* _Data to process_:
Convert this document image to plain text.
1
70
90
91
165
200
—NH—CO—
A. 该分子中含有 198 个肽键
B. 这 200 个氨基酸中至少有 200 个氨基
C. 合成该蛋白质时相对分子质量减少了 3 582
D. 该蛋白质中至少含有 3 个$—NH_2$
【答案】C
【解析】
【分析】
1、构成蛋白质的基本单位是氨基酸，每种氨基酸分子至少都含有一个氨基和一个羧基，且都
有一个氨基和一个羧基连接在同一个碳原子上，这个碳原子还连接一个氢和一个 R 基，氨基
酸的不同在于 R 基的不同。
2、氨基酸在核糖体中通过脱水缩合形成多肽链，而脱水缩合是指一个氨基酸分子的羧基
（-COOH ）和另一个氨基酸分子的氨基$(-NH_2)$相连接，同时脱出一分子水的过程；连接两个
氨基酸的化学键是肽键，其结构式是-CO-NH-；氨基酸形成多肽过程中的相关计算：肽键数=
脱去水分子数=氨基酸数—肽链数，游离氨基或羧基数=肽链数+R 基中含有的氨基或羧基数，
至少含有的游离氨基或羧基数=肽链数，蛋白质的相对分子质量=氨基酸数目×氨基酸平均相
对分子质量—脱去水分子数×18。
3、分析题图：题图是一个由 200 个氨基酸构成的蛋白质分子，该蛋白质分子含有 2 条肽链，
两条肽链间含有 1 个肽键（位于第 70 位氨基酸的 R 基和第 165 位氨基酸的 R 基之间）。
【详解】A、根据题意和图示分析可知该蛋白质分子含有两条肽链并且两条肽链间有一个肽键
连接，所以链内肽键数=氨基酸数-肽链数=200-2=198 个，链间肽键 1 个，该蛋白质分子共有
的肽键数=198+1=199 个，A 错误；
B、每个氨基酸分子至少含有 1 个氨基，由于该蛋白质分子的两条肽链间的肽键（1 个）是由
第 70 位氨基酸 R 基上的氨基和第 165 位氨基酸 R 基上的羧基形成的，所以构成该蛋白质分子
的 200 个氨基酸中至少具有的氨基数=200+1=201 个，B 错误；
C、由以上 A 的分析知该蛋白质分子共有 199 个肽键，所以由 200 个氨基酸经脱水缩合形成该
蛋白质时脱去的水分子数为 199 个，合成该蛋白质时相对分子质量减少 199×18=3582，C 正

* _Work to do_: Restate the whole of the material exactly.

* _Finished exercise_:
Convert this document image to plain text.
1
70
90
91
165
200
—NH—CO—
A. 该分子中含有 198 个肽键
B. 这 200 个氨基酸中至少有 200 个氨基
C. 合成该蛋白质时相对分子质量减少了 3 582
D. 该蛋白质中至少含有 3 个$—NH_2$
【答案】C
【解析】
【分析】
1、构成蛋白质的基本单位是氨基酸，每种氨基酸分子至少都含有一个氨基和一个羧基，且都
有一个氨基和一个羧基连接在同一个碳原子上，这个碳原子还连接一个氢和一个 R 基，氨基
酸的不同在于 R 基的不同。
2、氨基酸在核糖体中通过脱水缩合形成多肽链，而脱水缩合是指一个氨基酸分子的羧基
（-COOH ）和另一个氨基酸分子的氨基$(-NH_2)$相连接，同时脱出一分子水的过程；连接两个
氨基酸的化学键是肽键，其结构式是-CO-NH-；氨基酸形成多肽过程中的相关计算：肽键数=
脱去水分子数=氨基酸数—肽链数，游离氨基或羧基数=肽链数+R 基中含有的氨基或羧基数，
至少含有的游离氨基或羧基数=肽链数，蛋白质的相对分子质量=氨基酸数目×氨基酸平均相
对分子质量—脱去水分子数×18。
3、分析题图：题图是一个由 200 个氨基酸构成的蛋白质分子，该蛋白质分子含有 2 条肽链，
两条肽链间含有 1 个肽键（位于第 70 位氨基酸的 R 基和第 165 位氨基酸的 R 基之间）。
【详解】A、根据题意和图示分析可知该蛋白质分子含有两条肽链并且两条肽链间有一个肽键
连接，所以链内肽键数=氨基酸数-肽链数=200-2=198 个，链间肽键 1 个，该蛋白质分子共有
的肽键数=198+1=199 个，A 错误；
B、每个氨基酸分子至少含有 1 个氨基，由于该蛋白质分子的两条肽链间的肽键（1 个）是由
第 70 位氨基酸 R 基上的氨基和第 165 位氨基酸 R 基上的羧基形成的，所以构成该蛋白质分子
的 200 个氨基酸中至少具有的氨基数=200+1=201 个，B 错误；
C、由以上 A 的分析知该蛋白质分子共有 199 个肽键，所以由 200 个氨基酸经脱水缩合形成该
蛋白质时脱去的水分子数为 199 个，合成该蛋白质时相对分子质量减少 199×18=3582，C 正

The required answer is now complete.